Stored records

* * * *

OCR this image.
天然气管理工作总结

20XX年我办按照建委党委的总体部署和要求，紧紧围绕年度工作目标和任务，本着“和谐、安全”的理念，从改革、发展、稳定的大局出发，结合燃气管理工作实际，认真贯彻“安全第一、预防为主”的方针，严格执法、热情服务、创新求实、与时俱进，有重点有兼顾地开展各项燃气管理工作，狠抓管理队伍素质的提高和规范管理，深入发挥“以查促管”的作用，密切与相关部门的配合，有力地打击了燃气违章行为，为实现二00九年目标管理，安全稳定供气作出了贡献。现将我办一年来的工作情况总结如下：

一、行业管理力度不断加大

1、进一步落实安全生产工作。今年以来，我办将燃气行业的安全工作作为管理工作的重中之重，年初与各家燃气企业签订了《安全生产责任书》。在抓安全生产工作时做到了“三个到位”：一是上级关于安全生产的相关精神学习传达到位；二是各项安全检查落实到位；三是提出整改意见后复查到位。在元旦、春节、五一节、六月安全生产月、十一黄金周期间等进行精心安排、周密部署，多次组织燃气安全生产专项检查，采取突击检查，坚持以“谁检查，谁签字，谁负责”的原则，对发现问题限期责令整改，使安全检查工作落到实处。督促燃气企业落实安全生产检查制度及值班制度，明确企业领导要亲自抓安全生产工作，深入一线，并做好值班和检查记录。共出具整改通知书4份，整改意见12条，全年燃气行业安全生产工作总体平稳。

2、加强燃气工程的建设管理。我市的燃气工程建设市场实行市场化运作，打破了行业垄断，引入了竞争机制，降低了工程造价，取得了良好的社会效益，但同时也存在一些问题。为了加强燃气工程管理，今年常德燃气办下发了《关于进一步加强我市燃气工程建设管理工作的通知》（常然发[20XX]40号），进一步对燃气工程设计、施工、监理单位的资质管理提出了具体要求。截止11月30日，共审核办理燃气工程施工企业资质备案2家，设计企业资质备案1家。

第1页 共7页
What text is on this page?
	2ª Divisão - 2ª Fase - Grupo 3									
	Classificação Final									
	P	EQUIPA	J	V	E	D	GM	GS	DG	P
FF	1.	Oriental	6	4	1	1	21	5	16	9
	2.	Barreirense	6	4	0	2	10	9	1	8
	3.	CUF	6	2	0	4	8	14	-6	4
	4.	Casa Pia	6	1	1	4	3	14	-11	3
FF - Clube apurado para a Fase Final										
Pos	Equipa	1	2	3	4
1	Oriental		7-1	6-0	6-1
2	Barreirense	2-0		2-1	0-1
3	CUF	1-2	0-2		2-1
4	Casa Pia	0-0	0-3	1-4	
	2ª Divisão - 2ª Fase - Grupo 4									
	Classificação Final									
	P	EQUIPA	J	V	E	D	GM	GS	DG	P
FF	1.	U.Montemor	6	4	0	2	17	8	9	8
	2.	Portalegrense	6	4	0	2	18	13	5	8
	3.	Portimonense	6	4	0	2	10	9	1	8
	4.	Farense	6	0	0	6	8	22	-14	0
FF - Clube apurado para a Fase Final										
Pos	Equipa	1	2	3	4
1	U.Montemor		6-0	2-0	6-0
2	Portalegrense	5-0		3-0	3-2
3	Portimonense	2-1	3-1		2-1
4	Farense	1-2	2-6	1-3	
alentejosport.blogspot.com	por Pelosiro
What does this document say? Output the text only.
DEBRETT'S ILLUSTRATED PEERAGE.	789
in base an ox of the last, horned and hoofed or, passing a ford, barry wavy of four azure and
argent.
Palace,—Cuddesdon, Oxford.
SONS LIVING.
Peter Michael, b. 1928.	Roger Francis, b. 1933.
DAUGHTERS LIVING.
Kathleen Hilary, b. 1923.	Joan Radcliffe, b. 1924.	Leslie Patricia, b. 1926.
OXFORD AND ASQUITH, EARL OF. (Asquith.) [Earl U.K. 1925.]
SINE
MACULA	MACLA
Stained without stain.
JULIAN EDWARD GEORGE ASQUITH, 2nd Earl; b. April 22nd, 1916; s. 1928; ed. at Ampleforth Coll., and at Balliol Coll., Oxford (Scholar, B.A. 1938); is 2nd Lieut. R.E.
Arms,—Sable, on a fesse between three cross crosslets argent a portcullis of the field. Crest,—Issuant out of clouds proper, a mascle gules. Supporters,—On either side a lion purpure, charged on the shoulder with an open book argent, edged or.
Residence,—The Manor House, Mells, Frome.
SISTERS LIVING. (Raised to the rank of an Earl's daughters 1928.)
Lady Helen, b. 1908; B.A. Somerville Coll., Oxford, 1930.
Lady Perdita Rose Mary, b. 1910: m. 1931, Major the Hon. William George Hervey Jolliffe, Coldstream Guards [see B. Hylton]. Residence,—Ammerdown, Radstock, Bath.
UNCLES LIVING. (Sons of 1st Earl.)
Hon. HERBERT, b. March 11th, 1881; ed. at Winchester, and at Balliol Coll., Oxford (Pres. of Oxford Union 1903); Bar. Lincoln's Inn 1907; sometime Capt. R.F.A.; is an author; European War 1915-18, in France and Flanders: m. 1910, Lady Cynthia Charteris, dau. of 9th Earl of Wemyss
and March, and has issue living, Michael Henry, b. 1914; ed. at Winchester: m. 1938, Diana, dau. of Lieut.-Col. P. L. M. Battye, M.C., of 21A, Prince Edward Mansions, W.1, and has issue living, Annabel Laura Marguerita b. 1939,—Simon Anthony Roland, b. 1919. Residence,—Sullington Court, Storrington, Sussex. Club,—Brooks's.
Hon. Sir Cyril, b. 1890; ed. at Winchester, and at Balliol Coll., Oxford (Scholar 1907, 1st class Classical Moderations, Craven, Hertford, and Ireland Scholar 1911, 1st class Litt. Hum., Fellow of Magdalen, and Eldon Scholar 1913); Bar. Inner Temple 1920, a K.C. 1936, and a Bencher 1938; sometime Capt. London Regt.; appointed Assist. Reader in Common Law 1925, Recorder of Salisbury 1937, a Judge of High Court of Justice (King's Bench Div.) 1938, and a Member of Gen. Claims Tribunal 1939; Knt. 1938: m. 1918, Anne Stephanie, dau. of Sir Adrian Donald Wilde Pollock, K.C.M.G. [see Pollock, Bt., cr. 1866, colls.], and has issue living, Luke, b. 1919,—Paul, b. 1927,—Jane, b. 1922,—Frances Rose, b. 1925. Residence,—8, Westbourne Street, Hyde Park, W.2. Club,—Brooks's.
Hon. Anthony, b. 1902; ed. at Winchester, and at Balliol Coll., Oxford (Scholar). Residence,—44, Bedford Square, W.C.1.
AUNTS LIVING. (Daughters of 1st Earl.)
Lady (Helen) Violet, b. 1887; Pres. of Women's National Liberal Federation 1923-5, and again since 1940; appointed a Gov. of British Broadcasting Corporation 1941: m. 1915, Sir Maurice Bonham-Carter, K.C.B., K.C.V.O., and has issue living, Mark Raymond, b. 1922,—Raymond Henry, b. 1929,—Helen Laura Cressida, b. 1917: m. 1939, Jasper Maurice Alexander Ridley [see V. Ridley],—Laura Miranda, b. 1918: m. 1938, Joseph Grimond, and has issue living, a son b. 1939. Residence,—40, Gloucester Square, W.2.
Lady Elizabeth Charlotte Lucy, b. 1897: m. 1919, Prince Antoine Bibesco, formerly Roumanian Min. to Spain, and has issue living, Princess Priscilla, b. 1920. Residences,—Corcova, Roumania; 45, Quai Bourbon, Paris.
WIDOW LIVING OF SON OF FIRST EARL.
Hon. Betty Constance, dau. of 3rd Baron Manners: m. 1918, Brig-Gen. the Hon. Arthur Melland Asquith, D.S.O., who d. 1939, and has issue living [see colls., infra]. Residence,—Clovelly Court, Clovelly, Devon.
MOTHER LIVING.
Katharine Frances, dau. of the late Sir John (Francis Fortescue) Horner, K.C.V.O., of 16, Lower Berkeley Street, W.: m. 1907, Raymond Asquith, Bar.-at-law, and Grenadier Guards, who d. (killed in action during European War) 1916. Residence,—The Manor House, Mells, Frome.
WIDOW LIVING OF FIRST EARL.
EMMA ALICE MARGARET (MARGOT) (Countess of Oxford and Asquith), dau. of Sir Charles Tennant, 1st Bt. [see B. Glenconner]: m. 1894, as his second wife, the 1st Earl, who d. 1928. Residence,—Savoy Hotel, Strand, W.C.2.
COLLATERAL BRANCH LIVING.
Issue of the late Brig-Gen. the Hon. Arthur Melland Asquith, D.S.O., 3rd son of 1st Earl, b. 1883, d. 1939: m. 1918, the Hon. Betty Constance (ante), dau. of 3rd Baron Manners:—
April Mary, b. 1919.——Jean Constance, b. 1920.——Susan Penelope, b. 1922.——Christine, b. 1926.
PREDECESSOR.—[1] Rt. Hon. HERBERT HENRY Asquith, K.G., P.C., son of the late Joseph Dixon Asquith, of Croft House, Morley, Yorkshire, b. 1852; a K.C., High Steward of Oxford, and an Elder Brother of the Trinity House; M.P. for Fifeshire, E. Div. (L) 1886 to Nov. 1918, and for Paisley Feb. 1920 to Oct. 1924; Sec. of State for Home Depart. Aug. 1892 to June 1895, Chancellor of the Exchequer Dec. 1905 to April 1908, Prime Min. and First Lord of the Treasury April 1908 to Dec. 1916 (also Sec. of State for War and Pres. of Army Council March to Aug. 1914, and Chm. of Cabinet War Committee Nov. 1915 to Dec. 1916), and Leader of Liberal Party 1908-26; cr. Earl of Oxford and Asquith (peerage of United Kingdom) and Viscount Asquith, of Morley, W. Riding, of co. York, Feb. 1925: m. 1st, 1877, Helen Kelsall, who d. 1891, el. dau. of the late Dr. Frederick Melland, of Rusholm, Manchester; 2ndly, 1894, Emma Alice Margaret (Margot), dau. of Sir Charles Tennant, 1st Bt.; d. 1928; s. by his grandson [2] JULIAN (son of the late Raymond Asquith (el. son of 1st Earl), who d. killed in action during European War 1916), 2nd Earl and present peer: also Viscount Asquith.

* * * *

**What to do**: Copy down every line of the entries containing the word "Mary".

**Result of the task**:
Lady Perdita Rose Mary, b. 1910: m. 1931, Major the Hon. William George Hervey Jolliffe, Coldstream Guards [see B. Hylton]. Residence,—Ammerdown, Radstock, Bath.
April Mary, b. 1919.——Jean Constance, b. 1920.——Susan Penelope, b. 1922.——Christine, b. 1926.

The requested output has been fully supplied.